* BEGIN Dataset records *

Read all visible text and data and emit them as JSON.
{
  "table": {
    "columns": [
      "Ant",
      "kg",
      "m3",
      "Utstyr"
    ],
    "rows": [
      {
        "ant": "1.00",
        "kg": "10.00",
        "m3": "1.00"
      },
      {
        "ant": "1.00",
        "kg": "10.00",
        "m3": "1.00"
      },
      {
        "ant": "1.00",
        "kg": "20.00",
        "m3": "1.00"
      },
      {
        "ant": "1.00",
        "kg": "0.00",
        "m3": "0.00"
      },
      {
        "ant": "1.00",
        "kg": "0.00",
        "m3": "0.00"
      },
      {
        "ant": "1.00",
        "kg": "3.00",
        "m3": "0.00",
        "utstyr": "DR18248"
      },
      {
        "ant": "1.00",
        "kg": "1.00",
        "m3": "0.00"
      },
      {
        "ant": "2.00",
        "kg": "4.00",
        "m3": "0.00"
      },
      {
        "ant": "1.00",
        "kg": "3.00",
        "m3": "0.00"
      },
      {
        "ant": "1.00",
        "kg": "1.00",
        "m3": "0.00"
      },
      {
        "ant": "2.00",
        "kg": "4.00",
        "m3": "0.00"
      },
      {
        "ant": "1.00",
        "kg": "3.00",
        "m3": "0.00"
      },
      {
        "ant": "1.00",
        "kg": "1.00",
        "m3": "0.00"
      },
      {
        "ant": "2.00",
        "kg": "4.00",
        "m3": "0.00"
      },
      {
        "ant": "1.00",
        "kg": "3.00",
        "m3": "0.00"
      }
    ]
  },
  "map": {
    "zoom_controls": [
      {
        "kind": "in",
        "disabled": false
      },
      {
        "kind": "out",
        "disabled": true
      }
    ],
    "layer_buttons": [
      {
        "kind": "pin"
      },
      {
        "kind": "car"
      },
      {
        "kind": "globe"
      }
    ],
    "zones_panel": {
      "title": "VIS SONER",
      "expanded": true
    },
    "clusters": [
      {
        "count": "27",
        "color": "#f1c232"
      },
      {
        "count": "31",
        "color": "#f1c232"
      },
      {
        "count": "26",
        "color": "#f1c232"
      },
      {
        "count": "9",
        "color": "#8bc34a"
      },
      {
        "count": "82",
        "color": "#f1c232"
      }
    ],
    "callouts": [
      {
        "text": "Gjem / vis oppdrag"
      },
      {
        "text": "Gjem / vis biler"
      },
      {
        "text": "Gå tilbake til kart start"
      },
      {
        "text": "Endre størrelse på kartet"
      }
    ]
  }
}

* END Dataset records *

• Do this:
Repeat each record exactly. Omit nothing.

• Written answer:
Read all visible text and data and emit them as JSON.
{
  "table": {
    "columns": [
      "Ant",
      "kg",
      "m3",
      "Utstyr"
    ],
    "rows": [
      {
        "ant": "1.00",
        "kg": "10.00",
        "m3": "1.00"
      },
      {
        "ant": "1.00",
        "kg": "10.00",
        "m3": "1.00"
      },
      {
        "ant": "1.00",
        "kg": "20.00",
        "m3": "1.00"
      },
      {
        "ant": "1.00",
        "kg": "0.00",
        "m3": "0.00"
      },
      {
        "ant": "1.00",
        "kg": "0.00",
        "m3": "0.00"
      },
      {
        "ant": "1.00",
        "kg": "3.00",
        "m3": "0.00",
        "utstyr": "DR18248"
      },
      {
        "ant": "1.00",
        "kg": "1.00",
        "m3": "0.00"
      },
      {
        "ant": "2.00",
        "kg": "4.00",
        "m3": "0.00"
      },
      {
        "ant": "1.00",
        "kg": "3.00",
        "m3": "0.00"
      },
      {
        "ant": "1.00",
        "kg": "1.00",
        "m3": "0.00"
      },
      {
        "ant": "2.00",
        "kg": "4.00",
        "m3": "0.00"
      },
      {
        "ant": "1.00",
        "kg": "3.00",
        "m3": "0.00"
      },
      {
        "ant": "1.00",
        "kg": "1.00",
        "m3": "0.00"
      },
      {
        "ant": "2.00",
        "kg": "4.00",
        "m3": "0.00"
      },
      {
        "ant": "1.00",
        "kg": "3.00",
        "m3": "0.00"
      }
    ]
  },
  "map": {
    "zoom_controls": [
      {
        "kind": "in",
        "disabled": false
      },
      {
        "kind": "out",
        "disabled": true
      }
    ],
    "layer_buttons": [
      {
        "kind": "pin"
      },
      {
        "kind": "car"
      },
      {
        "kind": "globe"
      }
    ],
    "zones_panel": {
      "title": "VIS SONER",
      "expanded": true
    },
    "clusters": [
      {
        "count": "27",
        "color": "#f1c232"
      },
      {
        "count": "31",
        "color": "#f1c232"
      },
      {
        "count": "26",
        "color": "#f1c232"
      },
      {
        "count": "9",
        "color": "#8bc34a"
      },
      {
        "count": "82",
        "color": "#f1c232"
      }
    ],
    "callouts": [
      {
        "text": "Gjem / vis oppdrag"
      },
      {
        "text": "Gjem / vis biler"
      },
      {
        "text": "Gå tilbake til kart start"
      },
      {
        "text": "Endre størrelse på kartet"
      }
    ]
  }
}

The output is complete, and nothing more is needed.